Written task: Make an exact copy of all the entries, with the pictures left out.

Data shown:
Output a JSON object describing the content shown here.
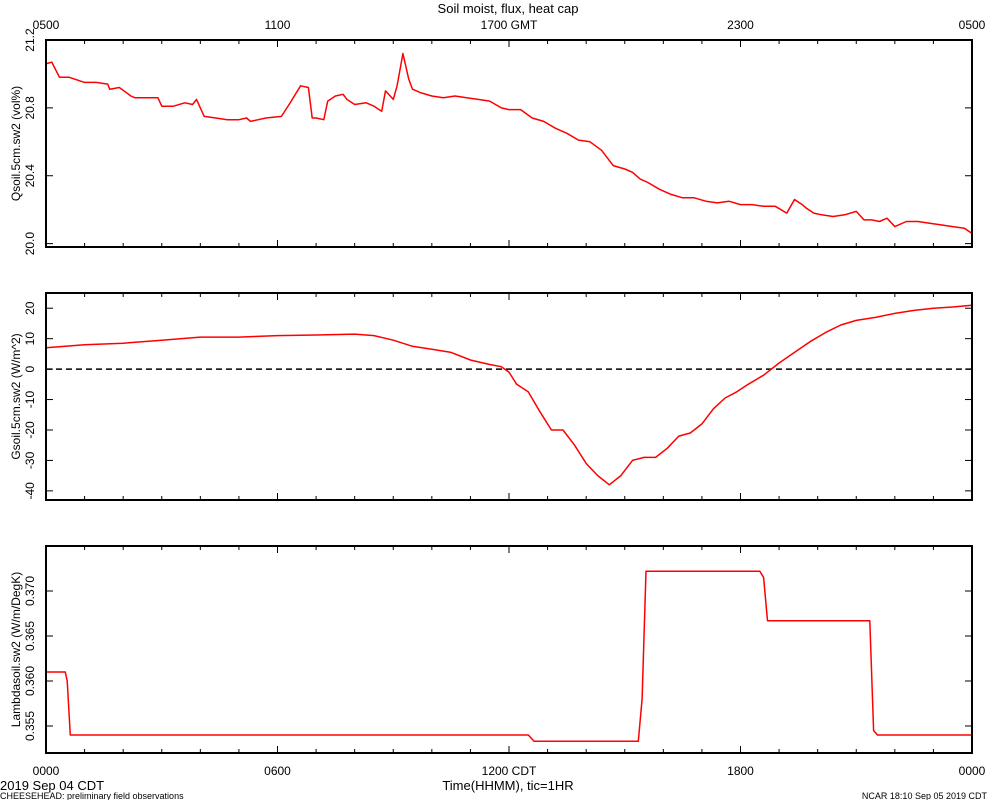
{
  "figure": {
    "title": "Soil moist, flux, heat cap",
    "top_axis_labels": [
      "0500",
      "1100",
      "1700 GMT",
      "2300",
      "0500"
    ],
    "bottom_axis_labels": [
      "0000",
      "0600",
      "1200 CDT",
      "1800",
      "0000"
    ],
    "xlabel": "Time(HHMM), tic=1HR",
    "date_label": "2019 Sep 04 CDT",
    "footer_left": "CHEESEHEAD: preliminary field observations",
    "footer_right": "NCAR 18:10 Sep 05 2019 CDT",
    "line_color": "#ff0000"
  },
  "chart_data": [
    {
      "type": "line",
      "ylabel": "Qsoil.5cm.sw2 (vol%)",
      "xlim": [
        0,
        24
      ],
      "ylim": [
        19.98,
        21.2
      ],
      "yticks": [
        20.0,
        20.4,
        20.8,
        21.2
      ],
      "ytick_labels": [
        "20.0",
        "20.4",
        "20.8",
        "21.2"
      ],
      "x": [
        0,
        0.15,
        0.35,
        0.6,
        1.0,
        1.3,
        1.6,
        1.65,
        1.9,
        2.2,
        2.3,
        2.6,
        2.9,
        3.0,
        3.3,
        3.6,
        3.8,
        3.9,
        4.1,
        4.4,
        4.7,
        5.0,
        5.2,
        5.3,
        5.5,
        5.7,
        6.1,
        6.3,
        6.6,
        6.8,
        6.9,
        7.0,
        7.2,
        7.3,
        7.5,
        7.7,
        7.8,
        8.0,
        8.3,
        8.5,
        8.7,
        8.8,
        9.0,
        9.1,
        9.25,
        9.4,
        9.5,
        9.7,
        10.0,
        10.3,
        10.6,
        10.9,
        11.2,
        11.5,
        11.8,
        12.0,
        12.3,
        12.6,
        12.9,
        13.2,
        13.5,
        13.8,
        14.1,
        14.4,
        14.7,
        15.0,
        15.2,
        15.4,
        15.6,
        15.9,
        16.2,
        16.5,
        16.8,
        17.1,
        17.4,
        17.7,
        18.0,
        18.3,
        18.6,
        18.9,
        19.2,
        19.4,
        19.6,
        19.7,
        19.9,
        20.1,
        20.4,
        20.7,
        21.0,
        21.2,
        21.4,
        21.6,
        21.8,
        22.0,
        22.3,
        22.6,
        22.9,
        23.2,
        23.5,
        23.8,
        24.0
      ],
      "y": [
        21.06,
        21.07,
        20.98,
        20.98,
        20.95,
        20.95,
        20.94,
        20.91,
        20.92,
        20.87,
        20.86,
        20.86,
        20.86,
        20.81,
        20.81,
        20.83,
        20.82,
        20.85,
        20.75,
        20.74,
        20.73,
        20.73,
        20.74,
        20.72,
        20.73,
        20.74,
        20.75,
        20.82,
        20.93,
        20.92,
        20.74,
        20.74,
        20.73,
        20.84,
        20.87,
        20.88,
        20.85,
        20.82,
        20.83,
        20.81,
        20.78,
        20.9,
        20.85,
        20.93,
        21.12,
        20.97,
        20.91,
        20.89,
        20.87,
        20.86,
        20.87,
        20.86,
        20.85,
        20.84,
        20.8,
        20.79,
        20.79,
        20.74,
        20.72,
        20.68,
        20.65,
        20.61,
        20.6,
        20.55,
        20.46,
        20.44,
        20.42,
        20.38,
        20.36,
        20.32,
        20.29,
        20.27,
        20.27,
        20.25,
        20.24,
        20.25,
        20.23,
        20.23,
        20.22,
        20.22,
        20.18,
        20.26,
        20.23,
        20.21,
        20.18,
        20.17,
        20.16,
        20.17,
        20.19,
        20.14,
        20.14,
        20.13,
        20.15,
        20.1,
        20.13,
        20.13,
        20.12,
        20.11,
        20.1,
        20.09,
        20.06
      ]
    },
    {
      "type": "line",
      "ylabel": "Gsoil.5cm.sw2 (W/m^2)",
      "xlim": [
        0,
        24
      ],
      "ylim": [
        -43,
        25
      ],
      "yticks": [
        -40,
        -30,
        -20,
        -10,
        0,
        10,
        20
      ],
      "ytick_labels": [
        "-40",
        "-30",
        "-20",
        "-10",
        "0",
        "10",
        "20"
      ],
      "zero_line": true,
      "x": [
        0,
        0.5,
        1.0,
        2.0,
        3.0,
        4.0,
        5.0,
        6.0,
        7.0,
        8.0,
        8.5,
        9.0,
        9.5,
        10.0,
        10.5,
        11.0,
        11.5,
        11.8,
        12.0,
        12.2,
        12.5,
        12.8,
        13.1,
        13.4,
        13.7,
        14.0,
        14.3,
        14.6,
        14.9,
        15.2,
        15.5,
        15.8,
        16.1,
        16.4,
        16.7,
        17.0,
        17.3,
        17.6,
        17.9,
        18.2,
        18.6,
        19.0,
        19.4,
        19.8,
        20.2,
        20.6,
        21.0,
        21.5,
        22.0,
        22.5,
        23.0,
        23.5,
        24.0
      ],
      "y": [
        7,
        7.5,
        8,
        8.5,
        9.5,
        10.5,
        10.5,
        11,
        11.2,
        11.5,
        11,
        9.5,
        7.5,
        6.5,
        5.5,
        3,
        1.5,
        0.8,
        -1,
        -5,
        -7.5,
        -14,
        -20,
        -20,
        -25,
        -31,
        -35,
        -38,
        -35,
        -30,
        -29,
        -29,
        -26,
        -22,
        -21,
        -18,
        -13,
        -9.5,
        -7.5,
        -5,
        -2,
        2,
        5.5,
        9,
        12,
        14.5,
        16,
        17,
        18.3,
        19.3,
        20,
        20.4,
        21
      ]
    },
    {
      "type": "line",
      "ylabel": "Lambdasoil.sw2 (W/m/DegK)",
      "xlim": [
        0,
        24
      ],
      "ylim": [
        0.352,
        0.375
      ],
      "yticks": [
        0.355,
        0.36,
        0.365,
        0.37
      ],
      "ytick_labels": [
        "0.355",
        "0.360",
        "0.365",
        "0.370"
      ],
      "x": [
        0,
        0.5,
        0.55,
        0.63,
        12.5,
        12.65,
        15.35,
        15.45,
        15.55,
        18.5,
        18.6,
        18.7,
        21.35,
        21.45,
        21.55,
        24.0
      ],
      "y": [
        0.361,
        0.361,
        0.36,
        0.354,
        0.354,
        0.3533,
        0.3533,
        0.358,
        0.3722,
        0.3722,
        0.3715,
        0.3667,
        0.3667,
        0.3545,
        0.354,
        0.354
      ]
    }
  ]
}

Answer to this exercise:
Output a JSON object describing the content shown here.
{
  "figure": {
    "title": "Soil moist, flux, heat cap",
    "top_axis_labels": [
      "0500",
      "1100",
      "1700 GMT",
      "2300",
      "0500"
    ],
    "bottom_axis_labels": [
      "0000",
      "0600",
      "1200 CDT",
      "1800",
      "0000"
    ],
    "xlabel": "Time(HHMM), tic=1HR",
    "date_label": "2019 Sep 04 CDT",
    "footer_left": "CHEESEHEAD: preliminary field observations",
    "footer_right": "NCAR 18:10 Sep 05 2019 CDT",
    "line_color": "#ff0000"
  },
  "chart_data": [
    {
      "type": "line",
      "ylabel": "Qsoil.5cm.sw2 (vol%)",
      "xlim": [
        0,
        24
      ],
      "ylim": [
        19.98,
        21.2
      ],
      "yticks": [
        20.0,
        20.4,
        20.8,
        21.2
      ],
      "ytick_labels": [
        "20.0",
        "20.4",
        "20.8",
        "21.2"
      ],
      "x": [
        0,
        0.15,
        0.35,
        0.6,
        1.0,
        1.3,
        1.6,
        1.65,
        1.9,
        2.2,
        2.3,
        2.6,
        2.9,
        3.0,
        3.3,
        3.6,
        3.8,
        3.9,
        4.1,
        4.4,
        4.7,
        5.0,
        5.2,
        5.3,
        5.5,
        5.7,
        6.1,
        6.3,
        6.6,
        6.8,
        6.9,
        7.0,
        7.2,
        7.3,
        7.5,
        7.7,
        7.8,
        8.0,
        8.3,
        8.5,
        8.7,
        8.8,
        9.0,
        9.1,
        9.25,
        9.4,
        9.5,
        9.7,
        10.0,
        10.3,
        10.6,
        10.9,
        11.2,
        11.5,
        11.8,
        12.0,
        12.3,
        12.6,
        12.9,
        13.2,
        13.5,
        13.8,
        14.1,
        14.4,
        14.7,
        15.0,
        15.2,
        15.4,
        15.6,
        15.9,
        16.2,
        16.5,
        16.8,
        17.1,
        17.4,
        17.7,
        18.0,
        18.3,
        18.6,
        18.9,
        19.2,
        19.4,
        19.6,
        19.7,
        19.9,
        20.1,
        20.4,
        20.7,
        21.0,
        21.2,
        21.4,
        21.6,
        21.8,
        22.0,
        22.3,
        22.6,
        22.9,
        23.2,
        23.5,
        23.8,
        24.0
      ],
      "y": [
        21.06,
        21.07,
        20.98,
        20.98,
        20.95,
        20.95,
        20.94,
        20.91,
        20.92,
        20.87,
        20.86,
        20.86,
        20.86,
        20.81,
        20.81,
        20.83,
        20.82,
        20.85,
        20.75,
        20.74,
        20.73,
        20.73,
        20.74,
        20.72,
        20.73,
        20.74,
        20.75,
        20.82,
        20.93,
        20.92,
        20.74,
        20.74,
        20.73,
        20.84,
        20.87,
        20.88,
        20.85,
        20.82,
        20.83,
        20.81,
        20.78,
        20.9,
        20.85,
        20.93,
        21.12,
        20.97,
        20.91,
        20.89,
        20.87,
        20.86,
        20.87,
        20.86,
        20.85,
        20.84,
        20.8,
        20.79,
        20.79,
        20.74,
        20.72,
        20.68,
        20.65,
        20.61,
        20.6,
        20.55,
        20.46,
        20.44,
        20.42,
        20.38,
        20.36,
        20.32,
        20.29,
        20.27,
        20.27,
        20.25,
        20.24,
        20.25,
        20.23,
        20.23,
        20.22,
        20.22,
        20.18,
        20.26,
        20.23,
        20.21,
        20.18,
        20.17,
        20.16,
        20.17,
        20.19,
        20.14,
        20.14,
        20.13,
        20.15,
        20.1,
        20.13,
        20.13,
        20.12,
        20.11,
        20.1,
        20.09,
        20.06
      ]
    },
    {
      "type": "line",
      "ylabel": "Gsoil.5cm.sw2 (W/m^2)",
      "xlim": [
        0,
        24
      ],
      "ylim": [
        -43,
        25
      ],
      "yticks": [
        -40,
        -30,
        -20,
        -10,
        0,
        10,
        20
      ],
      "ytick_labels": [
        "-40",
        "-30",
        "-20",
        "-10",
        "0",
        "10",
        "20"
      ],
      "zero_line": true,
      "x": [
        0,
        0.5,
        1.0,
        2.0,
        3.0,
        4.0,
        5.0,
        6.0,
        7.0,
        8.0,
        8.5,
        9.0,
        9.5,
        10.0,
        10.5,
        11.0,
        11.5,
        11.8,
        12.0,
        12.2,
        12.5,
        12.8,
        13.1,
        13.4,
        13.7,
        14.0,
        14.3,
        14.6,
        14.9,
        15.2,
        15.5,
        15.8,
        16.1,
        16.4,
        16.7,
        17.0,
        17.3,
        17.6,
        17.9,
        18.2,
        18.6,
        19.0,
        19.4,
        19.8,
        20.2,
        20.6,
        21.0,
        21.5,
        22.0,
        22.5,
        23.0,
        23.5,
        24.0
      ],
      "y": [
        7,
        7.5,
        8,
        8.5,
        9.5,
        10.5,
        10.5,
        11,
        11.2,
        11.5,
        11,
        9.5,
        7.5,
        6.5,
        5.5,
        3,
        1.5,
        0.8,
        -1,
        -5,
        -7.5,
        -14,
        -20,
        -20,
        -25,
        -31,
        -35,
        -38,
        -35,
        -30,
        -29,
        -29,
        -26,
        -22,
        -21,
        -18,
        -13,
        -9.5,
        -7.5,
        -5,
        -2,
        2,
        5.5,
        9,
        12,
        14.5,
        16,
        17,
        18.3,
        19.3,
        20,
        20.4,
        21
      ]
    },
    {
      "type": "line",
      "ylabel": "Lambdasoil.sw2 (W/m/DegK)",
      "xlim": [
        0,
        24
      ],
      "ylim": [
        0.352,
        0.375
      ],
      "yticks": [
        0.355,
        0.36,
        0.365,
        0.37
      ],
      "ytick_labels": [
        "0.355",
        "0.360",
        "0.365",
        "0.370"
      ],
      "x": [
        0,
        0.5,
        0.55,
        0.63,
        12.5,
        12.65,
        15.35,
        15.45,
        15.55,
        18.5,
        18.6,
        18.7,
        21.35,
        21.45,
        21.55,
        24.0
      ],
      "y": [
        0.361,
        0.361,
        0.36,
        0.354,
        0.354,
        0.3533,
        0.3533,
        0.358,
        0.3722,
        0.3722,
        0.3715,
        0.3667,
        0.3667,
        0.3545,
        0.354,
        0.354
      ]
    }
  ]
}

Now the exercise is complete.